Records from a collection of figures
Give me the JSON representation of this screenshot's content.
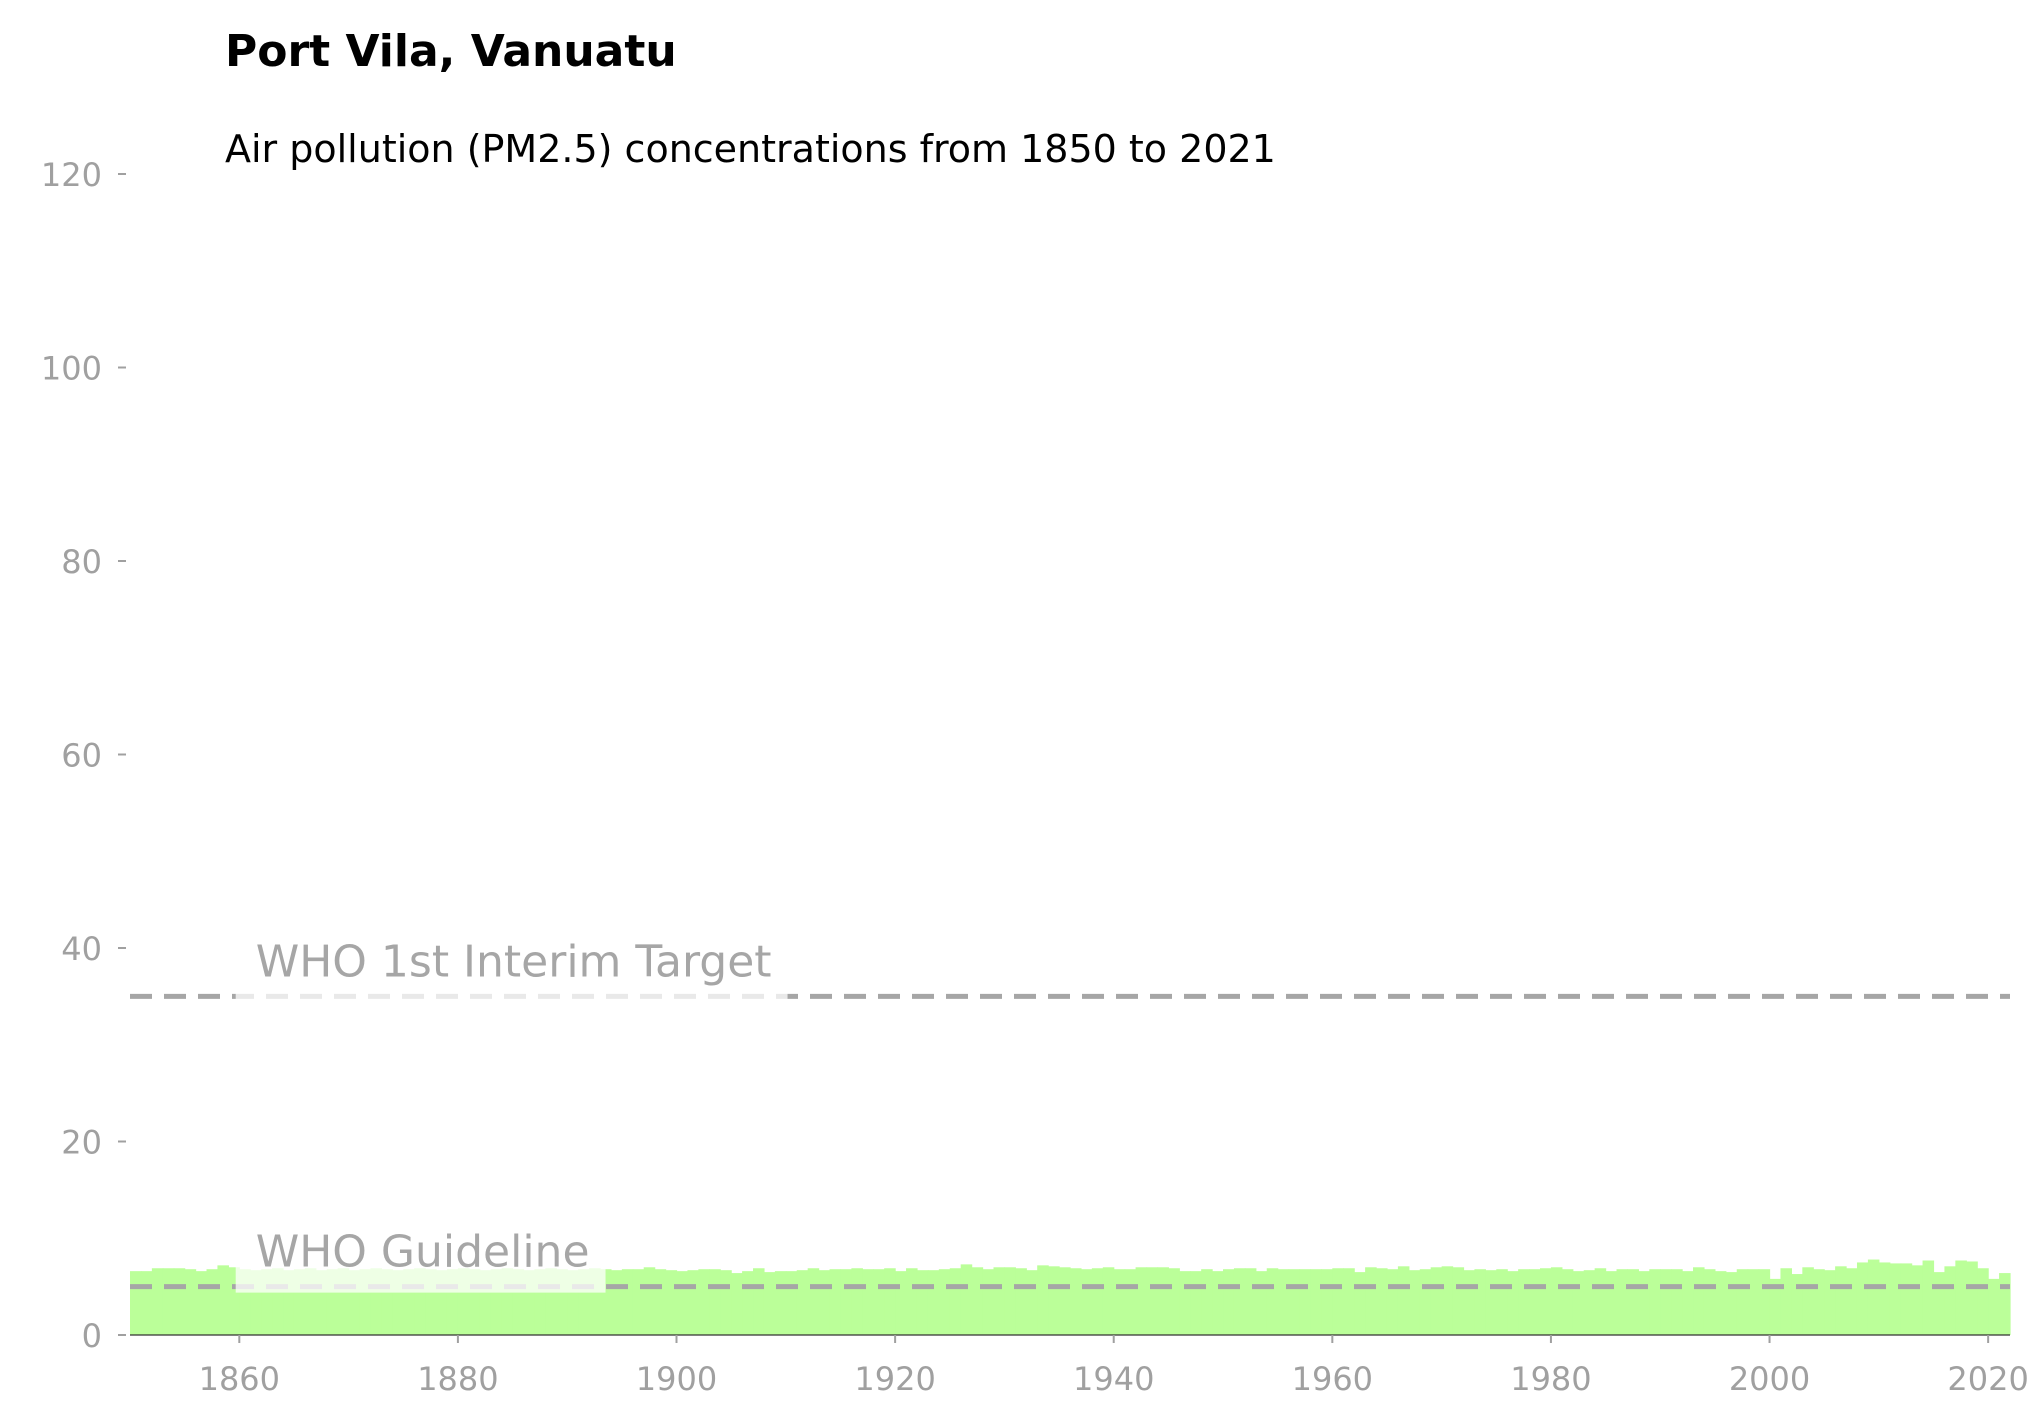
{
  "chart_data": {
    "type": "bar",
    "title": "Port Vila, Vanuatu",
    "subtitle": "Air pollution (PM2.5) concentrations from 1850 to 2021",
    "x": [
      1850,
      1851,
      1852,
      1853,
      1854,
      1855,
      1856,
      1857,
      1858,
      1859,
      1860,
      1861,
      1862,
      1863,
      1864,
      1865,
      1866,
      1867,
      1868,
      1869,
      1870,
      1871,
      1872,
      1873,
      1874,
      1875,
      1876,
      1877,
      1878,
      1879,
      1880,
      1881,
      1882,
      1883,
      1884,
      1885,
      1886,
      1887,
      1888,
      1889,
      1890,
      1891,
      1892,
      1893,
      1894,
      1895,
      1896,
      1897,
      1898,
      1899,
      1900,
      1901,
      1902,
      1903,
      1904,
      1905,
      1906,
      1907,
      1908,
      1909,
      1910,
      1911,
      1912,
      1913,
      1914,
      1915,
      1916,
      1917,
      1918,
      1919,
      1920,
      1921,
      1922,
      1923,
      1924,
      1925,
      1926,
      1927,
      1928,
      1929,
      1930,
      1931,
      1932,
      1933,
      1934,
      1935,
      1936,
      1937,
      1938,
      1939,
      1940,
      1941,
      1942,
      1943,
      1944,
      1945,
      1946,
      1947,
      1948,
      1949,
      1950,
      1951,
      1952,
      1953,
      1954,
      1955,
      1956,
      1957,
      1958,
      1959,
      1960,
      1961,
      1962,
      1963,
      1964,
      1965,
      1966,
      1967,
      1968,
      1969,
      1970,
      1971,
      1972,
      1973,
      1974,
      1975,
      1976,
      1977,
      1978,
      1979,
      1980,
      1981,
      1982,
      1983,
      1984,
      1985,
      1986,
      1987,
      1988,
      1989,
      1990,
      1991,
      1992,
      1993,
      1994,
      1995,
      1996,
      1997,
      1998,
      1999,
      2000,
      2001,
      2002,
      2003,
      2004,
      2005,
      2006,
      2007,
      2008,
      2009,
      2010,
      2011,
      2012,
      2013,
      2014,
      2015,
      2016,
      2017,
      2018,
      2019,
      2020,
      2021
    ],
    "values": [
      6.6,
      6.6,
      6.9,
      6.9,
      6.9,
      6.8,
      6.6,
      6.8,
      7.2,
      7.0,
      6.8,
      6.7,
      6.8,
      6.9,
      6.7,
      6.8,
      6.9,
      6.7,
      6.8,
      6.9,
      6.7,
      6.8,
      6.9,
      6.8,
      6.7,
      6.8,
      6.9,
      6.8,
      6.7,
      6.8,
      6.9,
      6.8,
      6.7,
      6.8,
      6.9,
      6.8,
      6.7,
      6.8,
      6.9,
      6.8,
      6.7,
      6.8,
      6.9,
      6.8,
      6.7,
      6.8,
      6.8,
      7.0,
      6.8,
      6.7,
      6.6,
      6.7,
      6.8,
      6.8,
      6.7,
      6.4,
      6.6,
      6.9,
      6.5,
      6.6,
      6.6,
      6.7,
      6.9,
      6.7,
      6.8,
      6.8,
      6.9,
      6.8,
      6.8,
      6.9,
      6.6,
      6.9,
      6.7,
      6.7,
      6.8,
      6.9,
      7.3,
      7.0,
      6.8,
      7.0,
      7.0,
      6.9,
      6.7,
      7.2,
      7.1,
      7.0,
      6.9,
      6.8,
      6.9,
      7.0,
      6.8,
      6.8,
      7.0,
      7.0,
      7.0,
      6.9,
      6.6,
      6.6,
      6.8,
      6.6,
      6.8,
      6.9,
      6.9,
      6.6,
      6.9,
      6.8,
      6.8,
      6.8,
      6.8,
      6.8,
      6.9,
      6.9,
      6.5,
      7.0,
      6.9,
      6.8,
      7.1,
      6.7,
      6.8,
      7.0,
      7.1,
      7.0,
      6.7,
      6.8,
      6.7,
      6.8,
      6.6,
      6.8,
      6.8,
      6.9,
      7.0,
      6.8,
      6.6,
      6.7,
      6.9,
      6.6,
      6.8,
      6.8,
      6.6,
      6.8,
      6.8,
      6.8,
      6.6,
      7.0,
      6.8,
      6.6,
      6.5,
      6.8,
      6.8,
      6.8,
      5.8,
      6.9,
      6.3,
      7.0,
      6.8,
      6.7,
      7.1,
      6.9,
      7.5,
      7.8,
      7.5,
      7.4,
      7.4,
      7.2,
      7.7,
      6.5,
      7.1,
      7.7,
      7.6,
      6.9,
      5.8,
      6.4
    ],
    "color": "#bbff99",
    "xlim": [
      1850,
      2022
    ],
    "xticks": [
      1860,
      1880,
      1900,
      1920,
      1940,
      1960,
      1980,
      2000,
      2020
    ],
    "ylim": [
      0,
      120
    ],
    "yticks": [
      0,
      20,
      40,
      60,
      80,
      100,
      120
    ],
    "reference_lines": [
      {
        "value": 35,
        "label": "WHO 1st Interim Target",
        "color": "#a6a6a6"
      },
      {
        "value": 5,
        "label": "WHO Guideline",
        "color": "#a6a6a6"
      }
    ]
  }
}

WHAT IS BEING ASKED
Leave out the pictures and copy everything else in the records word for word.

RIGHT ANSWER
Give me the JSON representation of this screenshot's content.
{
  "chart_data": {
    "type": "bar",
    "title": "Port Vila, Vanuatu",
    "subtitle": "Air pollution (PM2.5) concentrations from 1850 to 2021",
    "x": [
      1850,
      1851,
      1852,
      1853,
      1854,
      1855,
      1856,
      1857,
      1858,
      1859,
      1860,
      1861,
      1862,
      1863,
      1864,
      1865,
      1866,
      1867,
      1868,
      1869,
      1870,
      1871,
      1872,
      1873,
      1874,
      1875,
      1876,
      1877,
      1878,
      1879,
      1880,
      1881,
      1882,
      1883,
      1884,
      1885,
      1886,
      1887,
      1888,
      1889,
      1890,
      1891,
      1892,
      1893,
      1894,
      1895,
      1896,
      1897,
      1898,
      1899,
      1900,
      1901,
      1902,
      1903,
      1904,
      1905,
      1906,
      1907,
      1908,
      1909,
      1910,
      1911,
      1912,
      1913,
      1914,
      1915,
      1916,
      1917,
      1918,
      1919,
      1920,
      1921,
      1922,
      1923,
      1924,
      1925,
      1926,
      1927,
      1928,
      1929,
      1930,
      1931,
      1932,
      1933,
      1934,
      1935,
      1936,
      1937,
      1938,
      1939,
      1940,
      1941,
      1942,
      1943,
      1944,
      1945,
      1946,
      1947,
      1948,
      1949,
      1950,
      1951,
      1952,
      1953,
      1954,
      1955,
      1956,
      1957,
      1958,
      1959,
      1960,
      1961,
      1962,
      1963,
      1964,
      1965,
      1966,
      1967,
      1968,
      1969,
      1970,
      1971,
      1972,
      1973,
      1974,
      1975,
      1976,
      1977,
      1978,
      1979,
      1980,
      1981,
      1982,
      1983,
      1984,
      1985,
      1986,
      1987,
      1988,
      1989,
      1990,
      1991,
      1992,
      1993,
      1994,
      1995,
      1996,
      1997,
      1998,
      1999,
      2000,
      2001,
      2002,
      2003,
      2004,
      2005,
      2006,
      2007,
      2008,
      2009,
      2010,
      2011,
      2012,
      2013,
      2014,
      2015,
      2016,
      2017,
      2018,
      2019,
      2020,
      2021
    ],
    "values": [
      6.6,
      6.6,
      6.9,
      6.9,
      6.9,
      6.8,
      6.6,
      6.8,
      7.2,
      7.0,
      6.8,
      6.7,
      6.8,
      6.9,
      6.7,
      6.8,
      6.9,
      6.7,
      6.8,
      6.9,
      6.7,
      6.8,
      6.9,
      6.8,
      6.7,
      6.8,
      6.9,
      6.8,
      6.7,
      6.8,
      6.9,
      6.8,
      6.7,
      6.8,
      6.9,
      6.8,
      6.7,
      6.8,
      6.9,
      6.8,
      6.7,
      6.8,
      6.9,
      6.8,
      6.7,
      6.8,
      6.8,
      7.0,
      6.8,
      6.7,
      6.6,
      6.7,
      6.8,
      6.8,
      6.7,
      6.4,
      6.6,
      6.9,
      6.5,
      6.6,
      6.6,
      6.7,
      6.9,
      6.7,
      6.8,
      6.8,
      6.9,
      6.8,
      6.8,
      6.9,
      6.6,
      6.9,
      6.7,
      6.7,
      6.8,
      6.9,
      7.3,
      7.0,
      6.8,
      7.0,
      7.0,
      6.9,
      6.7,
      7.2,
      7.1,
      7.0,
      6.9,
      6.8,
      6.9,
      7.0,
      6.8,
      6.8,
      7.0,
      7.0,
      7.0,
      6.9,
      6.6,
      6.6,
      6.8,
      6.6,
      6.8,
      6.9,
      6.9,
      6.6,
      6.9,
      6.8,
      6.8,
      6.8,
      6.8,
      6.8,
      6.9,
      6.9,
      6.5,
      7.0,
      6.9,
      6.8,
      7.1,
      6.7,
      6.8,
      7.0,
      7.1,
      7.0,
      6.7,
      6.8,
      6.7,
      6.8,
      6.6,
      6.8,
      6.8,
      6.9,
      7.0,
      6.8,
      6.6,
      6.7,
      6.9,
      6.6,
      6.8,
      6.8,
      6.6,
      6.8,
      6.8,
      6.8,
      6.6,
      7.0,
      6.8,
      6.6,
      6.5,
      6.8,
      6.8,
      6.8,
      5.8,
      6.9,
      6.3,
      7.0,
      6.8,
      6.7,
      7.1,
      6.9,
      7.5,
      7.8,
      7.5,
      7.4,
      7.4,
      7.2,
      7.7,
      6.5,
      7.1,
      7.7,
      7.6,
      6.9,
      5.8,
      6.4
    ],
    "color": "#bbff99",
    "xlim": [
      1850,
      2022
    ],
    "xticks": [
      1860,
      1880,
      1900,
      1920,
      1940,
      1960,
      1980,
      2000,
      2020
    ],
    "ylim": [
      0,
      120
    ],
    "yticks": [
      0,
      20,
      40,
      60,
      80,
      100,
      120
    ],
    "reference_lines": [
      {
        "value": 35,
        "label": "WHO 1st Interim Target",
        "color": "#a6a6a6"
      },
      {
        "value": 5,
        "label": "WHO Guideline",
        "color": "#a6a6a6"
      }
    ]
  }
}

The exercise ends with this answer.